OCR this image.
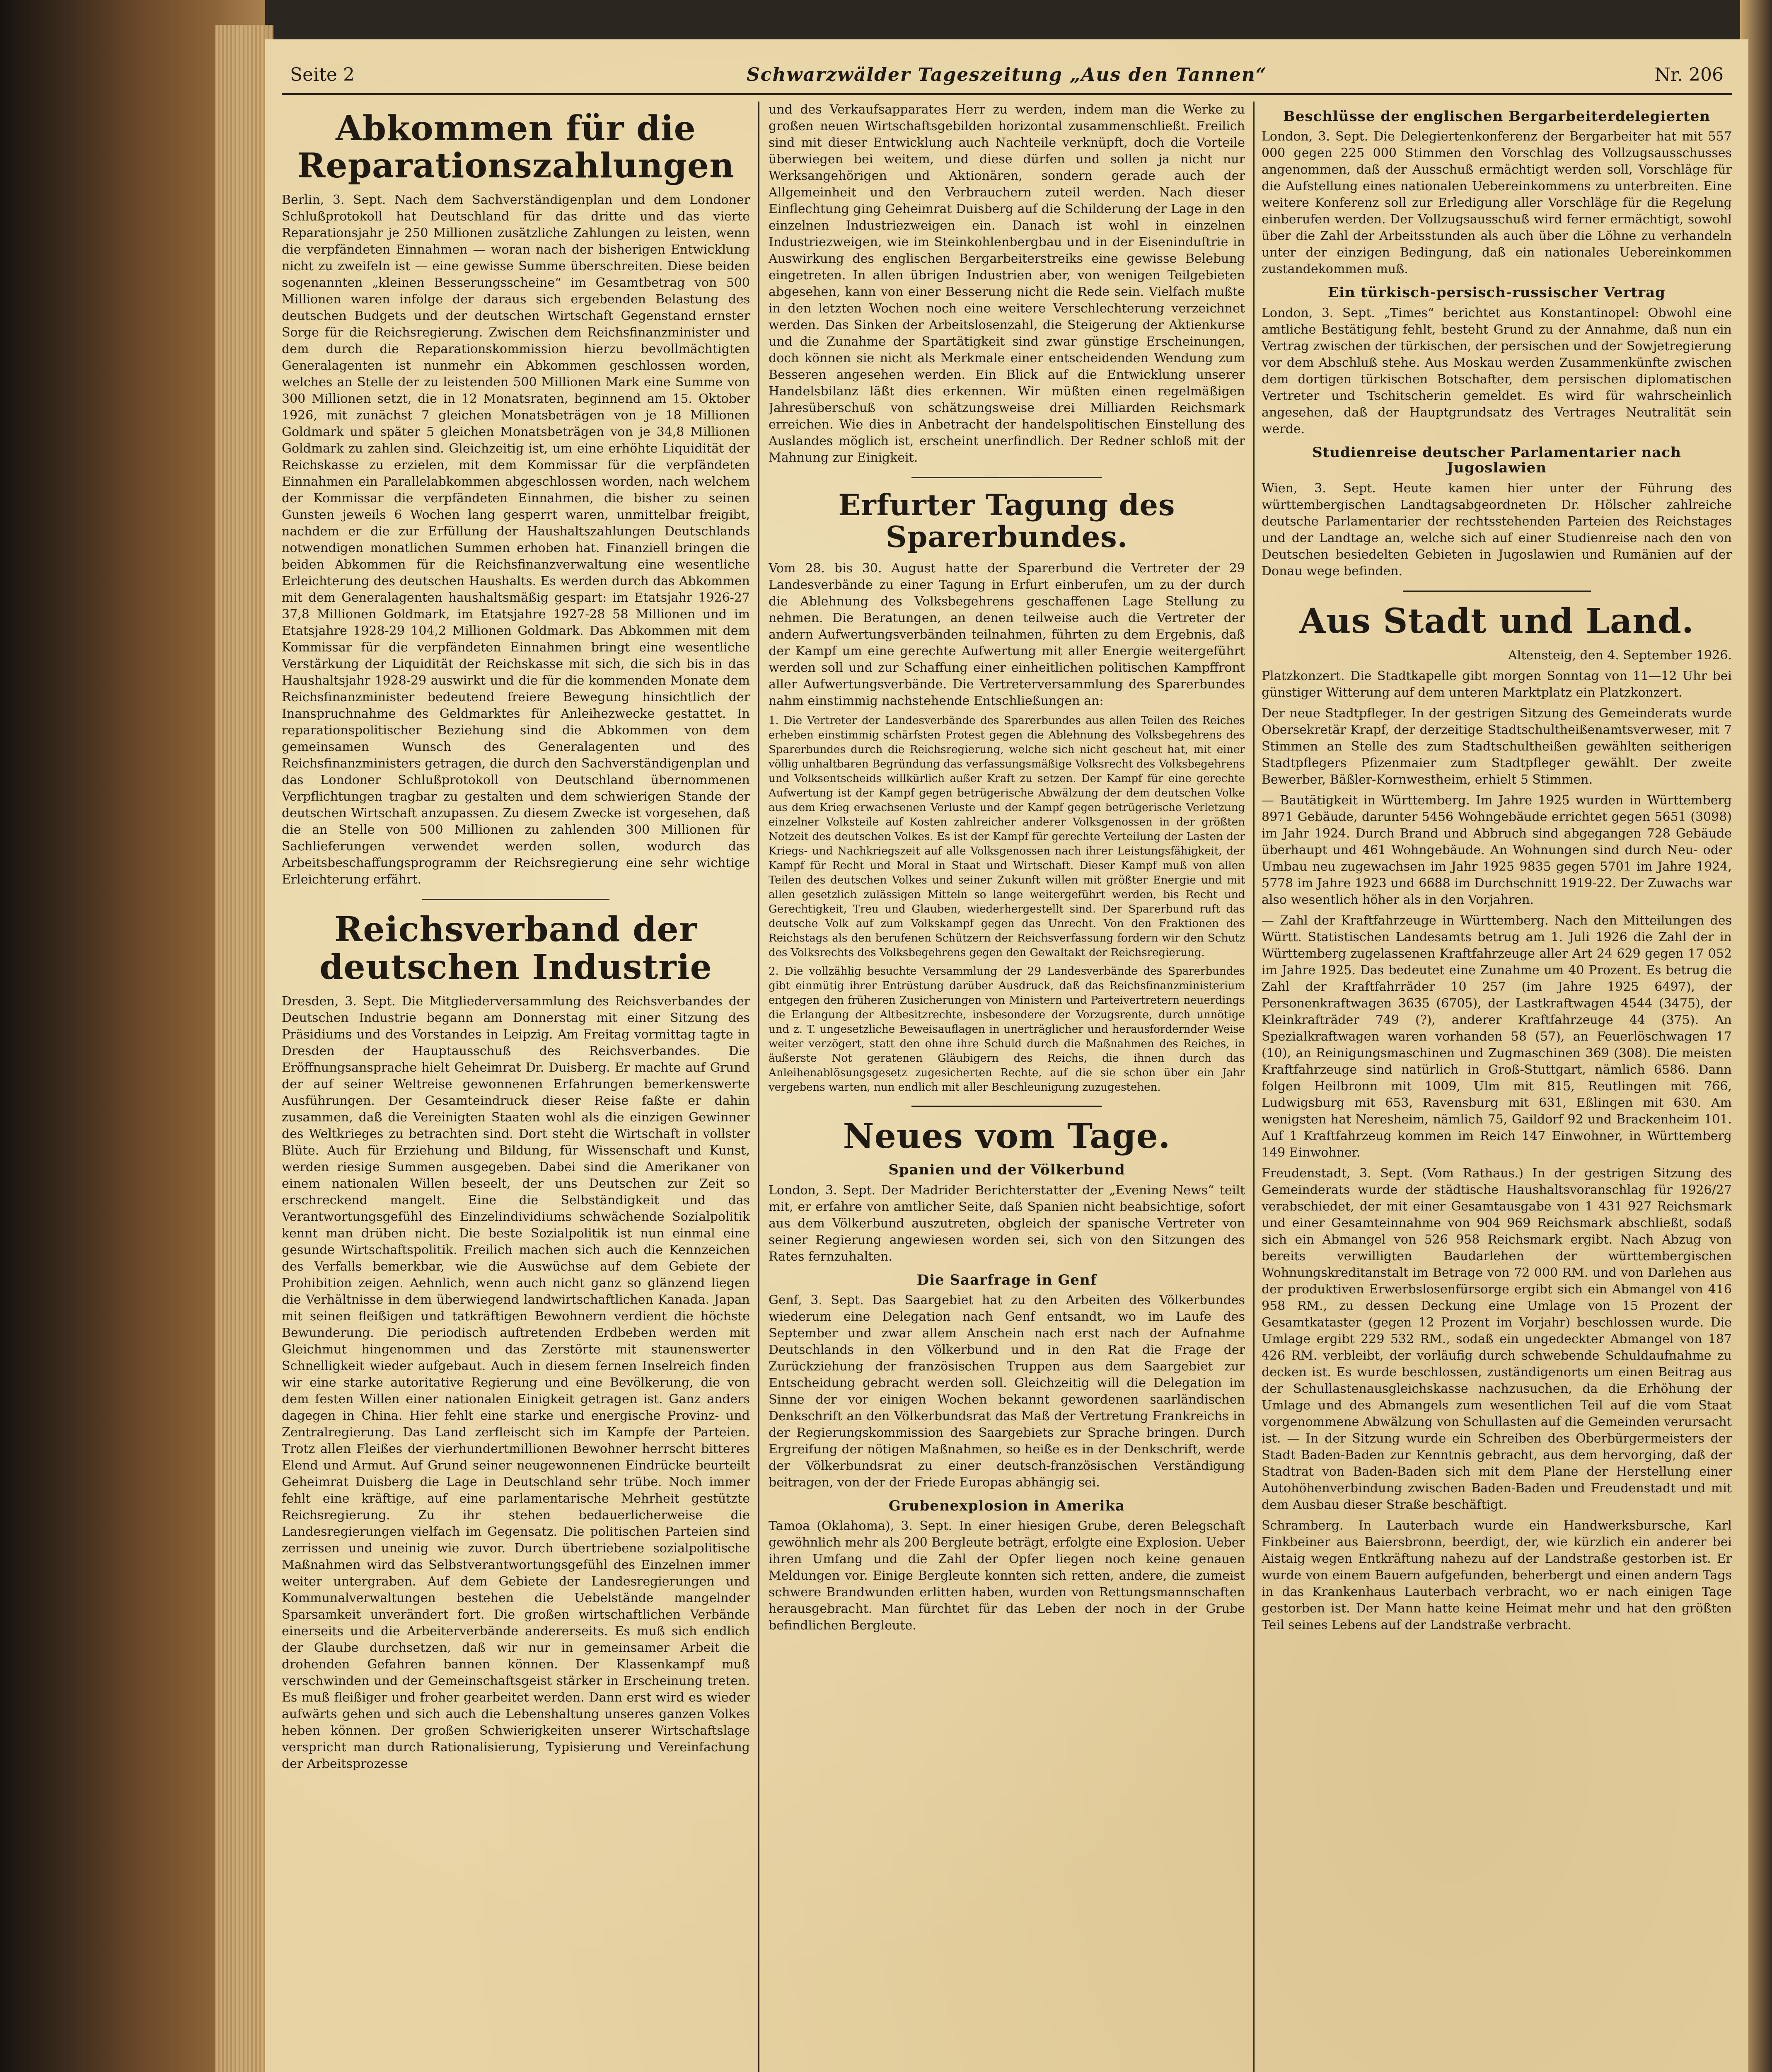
Seite 2	Schwarzwälder Tageszeitung „Aus den Tannen“	Nr. 206
Abkommen für die Reparationszahlungen

Berlin, 3. Sept. Nach dem Sachverständigenplan und dem Londoner Schlußprotokoll hat Deutschland für das dritte und das vierte Reparationsjahr je 250 Millionen zusätzliche Zahlungen zu leisten, wenn die verpfändeten Einnahmen — woran nach der bisherigen Entwicklung nicht zu zweifeln ist — eine gewisse Summe überschreiten. Diese beiden sogenannten „kleinen Besserungsscheine“ im Gesamtbetrag von 500 Millionen waren infolge der daraus sich ergebenden Belastung des deutschen Budgets und der deutschen Wirtschaft Gegenstand ernster Sorge für die Reichsregierung. Zwischen dem Reichsfinanzminister und dem durch die Reparationskommission hierzu bevollmächtigten Generalagenten ist nunmehr ein Abkommen geschlossen worden, welches an Stelle der zu leistenden 500 Millionen Mark eine Summe von 300 Millionen setzt, die in 12 Monatsraten, beginnend am 15. Oktober 1926, mit zunächst 7 gleichen Monatsbeträgen von je 18 Millionen Goldmark und später 5 gleichen Monatsbeträgen von je 34,8 Millionen Goldmark zu zahlen sind. Gleichzeitig ist, um eine erhöhte Liquidität der Reichskasse zu erzielen, mit dem Kommissar für die verpfändeten Einnahmen ein Parallelabkommen abgeschlossen worden, nach welchem der Kommissar die verpfändeten Einnahmen, die bisher zu seinen Gunsten jeweils 6 Wochen lang gesperrt waren, unmittelbar freigibt, nachdem er die zur Erfüllung der Haushaltszahlungen Deutschlands notwendigen monatlichen Summen erhoben hat. Finanziell bringen die beiden Abkommen für die Reichsfinanzverwaltung eine wesentliche Erleichterung des deutschen Haushalts. Es werden durch das Abkommen mit dem Generalagenten haushaltsmäßig gespart: im Etatsjahr 1926-27 37,8 Millionen Goldmark, im Etatsjahre 1927-28 58 Millionen und im Etatsjahre 1928-29 104,2 Millionen Goldmark. Das Abkommen mit dem Kommissar für die verpfändeten Einnahmen bringt eine wesentliche Verstärkung der Liquidität der Reichskasse mit sich, die sich bis in das Haushaltsjahr 1928-29 auswirkt und die für die kommenden Monate dem Reichsfinanzminister bedeutend freiere Bewegung hinsichtlich der Inanspruchnahme des Geldmarktes für Anleihezwecke gestattet. In reparationspolitischer Beziehung sind die Abkommen von dem gemeinsamen Wunsch des Generalagenten und des Reichsfinanzministers getragen, die durch den Sachverständigenplan und das Londoner Schlußprotokoll von Deutschland übernommenen Verpflichtungen tragbar zu gestalten und dem schwierigen Stande der deutschen Wirtschaft anzupassen. Zu diesem Zwecke ist vorgesehen, daß die an Stelle von 500 Millionen zu zahlenden 300 Millionen für Sachlieferungen verwendet werden sollen, wodurch das Arbeitsbeschaffungsprogramm der Reichsregierung eine sehr wichtige Erleichterung erfährt.

Reichsverband der deutschen Industrie

Dresden, 3. Sept. Die Mitgliederversammlung des Reichsverbandes der Deutschen Industrie begann am Donnerstag mit einer Sitzung des Präsidiums und des Vorstandes in Leipzig. Am Freitag vormittag tagte in Dresden der Hauptausschuß des Reichsverbandes. Die Eröffnungsansprache hielt Geheimrat Dr. Duisberg. Er machte auf Grund der auf seiner Weltreise gewonnenen Erfahrungen bemerkenswerte Ausführungen. Der Gesamteindruck dieser Reise faßte er dahin zusammen, daß die Vereinigten Staaten wohl als die einzigen Gewinner des Weltkrieges zu betrachten sind. Dort steht die Wirtschaft in vollster Blüte. Auch für Erziehung und Bildung, für Wissenschaft und Kunst, werden riesige Summen ausgegeben. Dabei sind die Amerikaner von einem nationalen Willen beseelt, der uns Deutschen zur Zeit so erschreckend mangelt. Eine die Selbständigkeit und das Verantwortungsgefühl des Einzelindividiums schwächende Sozialpolitik kennt man drüben nicht. Die beste Sozialpolitik ist nun einmal eine gesunde Wirtschaftspolitik. Freilich machen sich auch die Kennzeichen des Verfalls bemerkbar, wie die Auswüchse auf dem Gebiete der Prohibition zeigen. Aehnlich, wenn auch nicht ganz so glänzend liegen die Verhältnisse in dem überwiegend landwirtschaftlichen Kanada. Japan mit seinen fleißigen und tatkräftigen Bewohnern verdient die höchste Bewunderung. Die periodisch auftretenden Erdbeben werden mit Gleichmut hingenommen und das Zerstörte mit staunenswerter Schnelligkeit wieder aufgebaut. Auch in diesem fernen Inselreich finden wir eine starke autoritative Regierung und eine Bevölkerung, die von dem festen Willen einer nationalen Einigkeit getragen ist. Ganz anders dagegen in China. Hier fehlt eine starke und energische Provinz- und Zentralregierung. Das Land zerfleischt sich im Kampfe der Parteien. Trotz allen Fleißes der vierhundertmillionen Bewohner herrscht bitteres Elend und Armut. Auf Grund seiner neugewonnenen Eindrücke beurteilt Geheimrat Duisberg die Lage in Deutschland sehr trübe. Noch immer fehlt eine kräftige, auf eine parlamentarische Mehrheit gestützte Reichsregierung. Zu ihr stehen bedauerlicherweise die Landesregierungen vielfach im Gegensatz. Die politischen Parteien sind zerrissen und uneinig wie zuvor. Durch übertriebene sozialpolitische Maßnahmen wird das Selbstverantwortungsgefühl des Einzelnen immer weiter untergraben. Auf dem Gebiete der Landesregierungen und Kommunalverwaltungen bestehen die Uebelstände mangelnder Sparsamkeit unverändert fort. Die großen wirtschaftlichen Verbände einerseits und die Arbeiterverbände andererseits. Es muß sich endlich der Glaube durchsetzen, daß wir nur in gemeinsamer Arbeit die drohenden Gefahren bannen können. Der Klassenkampf muß verschwinden und der Gemeinschaftsgeist stärker in Erscheinung treten. Es muß fleißiger und froher gearbeitet werden. Dann erst wird es wieder aufwärts gehen und sich auch die Lebenshaltung unseres ganzen Volkes heben können. Der großen Schwierigkeiten unserer Wirtschaftslage verspricht man durch Rationalisierung, Typisierung und Vereinfachung der Arbeitsprozesse

und des Verkaufsapparates Herr zu werden, indem man die Werke zu großen neuen Wirtschaftsgebilden horizontal zusammenschließt. Freilich sind mit dieser Entwicklung auch Nachteile verknüpft, doch die Vorteile überwiegen bei weitem, und diese dürfen und sollen ja nicht nur Werksangehörigen und Aktionären, sondern gerade auch der Allgemeinheit und den Verbrauchern zuteil werden. Nach dieser Einflechtung ging Geheimrat Duisberg auf die Schilderung der Lage in den einzelnen Industriezweigen ein. Danach ist wohl in einzelnen Industriezweigen, wie im Steinkohlenbergbau und in der Eiseninduſtrie in Auswirkung des englischen Bergarbeiterstreiks eine gewisse Belebung eingetreten. In allen übrigen Industrien aber, von wenigen Teilgebieten abgesehen, kann von einer Besserung nicht die Rede sein. Vielfach mußte in den letzten Wochen noch eine weitere Verschlechterung verzeichnet werden. Das Sinken der Arbeitslosenzahl, die Steigerung der Aktienkurse und die Zunahme der Spartätigkeit sind zwar günstige Erscheinungen, doch können sie nicht als Merkmale einer entscheidenden Wendung zum Besseren angesehen werden. Ein Blick auf die Entwicklung unserer Handelsbilanz läßt dies erkennen. Wir müßten einen regelmäßigen Jahresüberschuß von schätzungsweise drei Milliarden Reichsmark erreichen. Wie dies in Anbetracht der handelspolitischen Einstellung des Auslandes möglich ist, erscheint unerfindlich. Der Redner schloß mit der Mahnung zur Einigkeit.

Erfurter Tagung des Sparerbundes.

Vom 28. bis 30. August hatte der Sparerbund die Vertreter der 29 Landesverbände zu einer Tagung in Erfurt einberufen, um zu der durch die Ablehnung des Volksbegehrens geschaffenen Lage Stellung zu nehmen. Die Beratungen, an denen teilweise auch die Vertreter der andern Aufwertungsverbänden teilnahmen, führten zu dem Ergebnis, daß der Kampf um eine gerechte Aufwertung mit aller Energie weitergeführt werden soll und zur Schaffung einer einheitlichen politischen Kampffront aller Aufwertungsverbände. Die Vertreterversammlung des Sparerbundes nahm einstimmig nachstehende Entschließungen an:

1. Die Vertreter der Landesverbände des Sparerbundes aus allen Teilen des Reiches erheben einstimmig schärfsten Protest gegen die Ablehnung des Volksbegehrens des Sparerbundes durch die Reichsregierung, welche sich nicht gescheut hat, mit einer völlig unhaltbaren Begründung das verfassungsmäßige Volksrecht des Volksbegehrens und Volksentscheids willkürlich außer Kraft zu setzen. Der Kampf für eine gerechte Aufwertung ist der Kampf gegen betrügerische Abwälzung der dem deutschen Volke aus dem Krieg erwachsenen Verluste und der Kampf gegen betrügerische Verletzung einzelner Volksteile auf Kosten zahlreicher anderer Volksgenossen in der größten Notzeit des deutschen Volkes. Es ist der Kampf für gerechte Verteilung der Lasten der Kriegs- und Nachkriegszeit auf alle Volksgenossen nach ihrer Leistungsfähigkeit, der Kampf für Recht und Moral in Staat und Wirtschaft. Dieser Kampf muß von allen Teilen des deutschen Volkes und seiner Zukunft willen mit größter Energie und mit allen gesetzlich zulässigen Mitteln so lange weitergeführt werden, bis Recht und Gerechtigkeit, Treu und Glauben, wiederhergestellt sind. Der Sparerbund ruft das deutsche Volk auf zum Volkskampf gegen das Unrecht. Von den Fraktionen des Reichstags als den berufenen Schützern der Reichsverfassung fordern wir den Schutz des Volksrechts des Volksbegehrens gegen den Gewaltakt der Reichsregierung.

2. Die vollzählig besuchte Versammlung der 29 Landesverbände des Sparerbundes gibt einmütig ihrer Entrüstung darüber Ausdruck, daß das Reichsfinanzministerium entgegen den früheren Zusicherungen von Ministern und Parteivertretern neuerdings die Erlangung der Altbesitzrechte, insbesondere der Vorzugsrente, durch unnötige und z. T. ungesetzliche Beweisauflagen in unerträglicher und herausfordernder Weise weiter verzögert, statt den ohne ihre Schuld durch die Maßnahmen des Reiches, in äußerste Not geratenen Gläubigern des Reichs, die ihnen durch das Anleihenablösungsgesetz zugesicherten Rechte, auf die sie schon über ein Jahr vergebens warten, nun endlich mit aller Beschleunigung zuzugestehen.

Neues vom Tage.
Spanien und der Völkerbund

London, 3. Sept. Der Madrider Berichterstatter der „Evening News“ teilt mit, er erfahre von amtlicher Seite, daß Spanien nicht beabsichtige, sofort aus dem Völkerbund auszutreten, obgleich der spanische Vertreter von seiner Regierung angewiesen worden sei, sich von den Sitzungen des Rates fernzuhalten.

Die Saarfrage in Genf

Genf, 3. Sept. Das Saargebiet hat zu den Arbeiten des Völkerbundes wiederum eine Delegation nach Genf entsandt, wo im Laufe des September und zwar allem Anschein nach erst nach der Aufnahme Deutschlands in den Völkerbund und in den Rat die Frage der Zurückziehung der französischen Truppen aus dem Saargebiet zur Entscheidung gebracht werden soll. Gleichzeitig will die Delegation im Sinne der vor einigen Wochen bekannt gewordenen saarländischen Denkschrift an den Völkerbundsrat das Maß der Vertretung Frankreichs in der Regierungskommission des Saargebiets zur Sprache bringen. Durch Ergreifung der nötigen Maßnahmen, so heiße es in der Denkschrift, werde der Völkerbundsrat zu einer deutsch-französischen Verständigung beitragen, von der der Friede Europas abhängig sei.

Grubenexplosion in Amerika

Tamoa (Oklahoma), 3. Sept. In einer hiesigen Grube, deren Belegschaft gewöhnlich mehr als 200 Bergleute beträgt, erfolgte eine Explosion. Ueber ihren Umfang und die Zahl der Opfer liegen noch keine genauen Meldungen vor. Einige Bergleute konnten sich retten, andere, die zumeist schwere Brandwunden erlitten haben, wurden von Rettungsmannschaften herausgebracht. Man fürchtet für das Leben der noch in der Grube befindlichen Bergleute.

Beschlüsse der englischen Bergarbeiterdelegierten

London, 3. Sept. Die Delegiertenkonferenz der Bergarbeiter hat mit 557 000 gegen 225 000 Stimmen den Vorschlag des Vollzugsausschusses angenommen, daß der Ausschuß ermächtigt werden soll, Vorschläge für die Aufstellung eines nationalen Uebereinkommens zu unterbreiten. Eine weitere Konferenz soll zur Erledigung aller Vorschläge für die Regelung einberufen werden. Der Vollzugsausschuß wird ferner ermächtigt, sowohl über die Zahl der Arbeitsstunden als auch über die Löhne zu verhandeln unter der einzigen Bedingung, daß ein nationales Uebereinkommen zustandekommen muß.

Ein türkisch-persisch-russischer Vertrag

London, 3. Sept. „Times“ berichtet aus Konstantinopel: Obwohl eine amtliche Bestätigung fehlt, besteht Grund zu der Annahme, daß nun ein Vertrag zwischen der türkischen, der persischen und der Sowjetregierung vor dem Abschluß stehe. Aus Moskau werden Zusammenkünfte zwischen dem dortigen türkischen Botschafter, dem persischen diplomatischen Vertreter und Tschitscherin gemeldet. Es wird für wahrscheinlich angesehen, daß der Hauptgrundsatz des Vertrages Neutralität sein werde.

Studienreise deutscher Parlamentarier nach Jugoslawien

Wien, 3. Sept. Heute kamen hier unter der Führung des württembergischen Landtagsabgeordneten Dr. Hölscher zahlreiche deutsche Parlamentarier der rechtsstehenden Parteien des Reichstages und der Landtage an, welche sich auf einer Studienreise nach den von Deutschen besiedelten Gebieten in Jugoslawien und Rumänien auf der Donau wege befinden.

Aus Stadt und Land.
Altensteig, den 4. September 1926.

Platzkonzert. Die Stadtkapelle gibt morgen Sonntag von 11—12 Uhr bei günstiger Witterung auf dem unteren Marktplatz ein Platzkonzert.

Der neue Stadtpfleger. In der gestrigen Sitzung des Gemeinderats wurde Obersekretär Krapf, der derzeitige Stadtschultheißenamtsverweser, mit 7 Stimmen an Stelle des zum Stadtschultheißen gewählten seitherigen Stadtpflegers Pfizenmaier zum Stadtpfleger gewählt. Der zweite Bewerber, Bäßler-Kornwestheim, erhielt 5 Stimmen.

— Bautätigkeit in Württemberg. Im Jahre 1925 wurden in Württemberg 8971 Gebäude, darunter 5456 Wohngebäude errichtet gegen 5651 (3098) im Jahr 1924. Durch Brand und Abbruch sind abgegangen 728 Gebäude überhaupt und 461 Wohngebäude. An Wohnungen sind durch Neu- oder Umbau neu zugewachsen im Jahr 1925 9835 gegen 5701 im Jahre 1924, 5778 im Jahre 1923 und 6688 im Durchschnitt 1919-22. Der Zuwachs war also wesentlich höher als in den Vorjahren.

— Zahl der Kraftfahrzeuge in Württemberg. Nach den Mitteilungen des Württ. Statistischen Landesamts betrug am 1. Juli 1926 die Zahl der in Württemberg zugelassenen Kraftfahrzeuge aller Art 24 629 gegen 17 052 im Jahre 1925. Das bedeutet eine Zunahme um 40 Prozent. Es betrug die Zahl der Kraftfahrräder 10 257 (im Jahre 1925 6497), der Personenkraftwagen 3635 (6705), der Lastkraftwagen 4544 (3475), der Kleinkrafträder 749 (?), anderer Kraftfahrzeuge 44 (375). An Spezialkraftwagen waren vorhanden 58 (57), an Feuerlöschwagen 17 (10), an Reinigungsmaschinen und Zugmaschinen 369 (308). Die meisten Kraftfahrzeuge sind natürlich in Groß-Stuttgart, nämlich 6586. Dann folgen Heilbronn mit 1009, Ulm mit 815, Reutlingen mit 766, Ludwigsburg mit 653, Ravensburg mit 631, Eßlingen mit 630. Am wenigsten hat Neresheim, nämlich 75, Gaildorf 92 und Brackenheim 101. Auf 1 Kraftfahrzeug kommen im Reich 147 Einwohner, in Württemberg 149 Einwohner.

Freudenstadt, 3. Sept. (Vom Rathaus.) In der gestrigen Sitzung des Gemeinderats wurde der städtische Haushaltsvoranschlag für 1926/27 verabschiedet, der mit einer Gesamtausgabe von 1 431 927 Reichsmark und einer Gesamteinnahme von 904 969 Reichsmark abschließt, sodaß sich ein Abmangel von 526 958 Reichsmark ergibt. Nach Abzug von bereits verwilligten Baudarlehen der württembergischen Wohnungskreditanstalt im Betrage von 72 000 RM. und von Darlehen aus der produktiven Erwerbslosenfürsorge ergibt sich ein Abmangel von 416 958 RM., zu dessen Deckung eine Umlage von 15 Prozent der Gesamtkataster (gegen 12 Prozent im Vorjahr) beschlossen wurde. Die Umlage ergibt 229 532 RM., sodaß ein ungedeckter Abmangel von 187 426 RM. verbleibt, der vorläufig durch schwebende Schuldaufnahme zu decken ist. Es wurde beschlossen, zuständigenorts um einen Beitrag aus der Schullastenausgleichskasse nachzusuchen, da die Erhöhung der Umlage und des Abmangels zum wesentlichen Teil auf die vom Staat vorgenommene Abwälzung von Schullasten auf die Gemeinden verursacht ist. — In der Sitzung wurde ein Schreiben des Oberbürgermeisters der Stadt Baden-Baden zur Kenntnis gebracht, aus dem hervorging, daß der Stadtrat von Baden-Baden sich mit dem Plane der Herstellung einer Autohöhenverbindung zwischen Baden-Baden und Freudenstadt und mit dem Ausbau dieser Straße beschäftigt.

Schramberg. In Lauterbach wurde ein Handwerksbursche, Karl Finkbeiner aus Baiersbronn, beerdigt, der, wie kürzlich ein anderer bei Aistaig wegen Entkräftung nahezu auf der Landstraße gestorben ist. Er wurde von einem Bauern aufgefunden, beherbergt und einen andern Tags in das Krankenhaus Lauterbach verbracht, wo er nach einigen Tage gestorben ist. Der Mann hatte keine Heimat mehr und hat den größten Teil seines Lebens auf der Landstraße verbracht.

§ What is required: Find each line of the data above that holds the word "Studienreise", then copy it.

§ Answer section:
Studienreise deutscher Parlamentarier nach Jugoslawien
Wien, 3. Sept. Heute kamen hier unter der Führung des württembergischen Landtagsabgeordneten Dr. Hölscher zahlreiche deutsche Parlamentarier der rechtsstehenden Parteien des Reichstages und der Landtage an, welche sich auf einer Studienreise nach den von Deutschen besiedelten Gebieten in Jugoslawien und Rumänien auf der Donau wege befinden.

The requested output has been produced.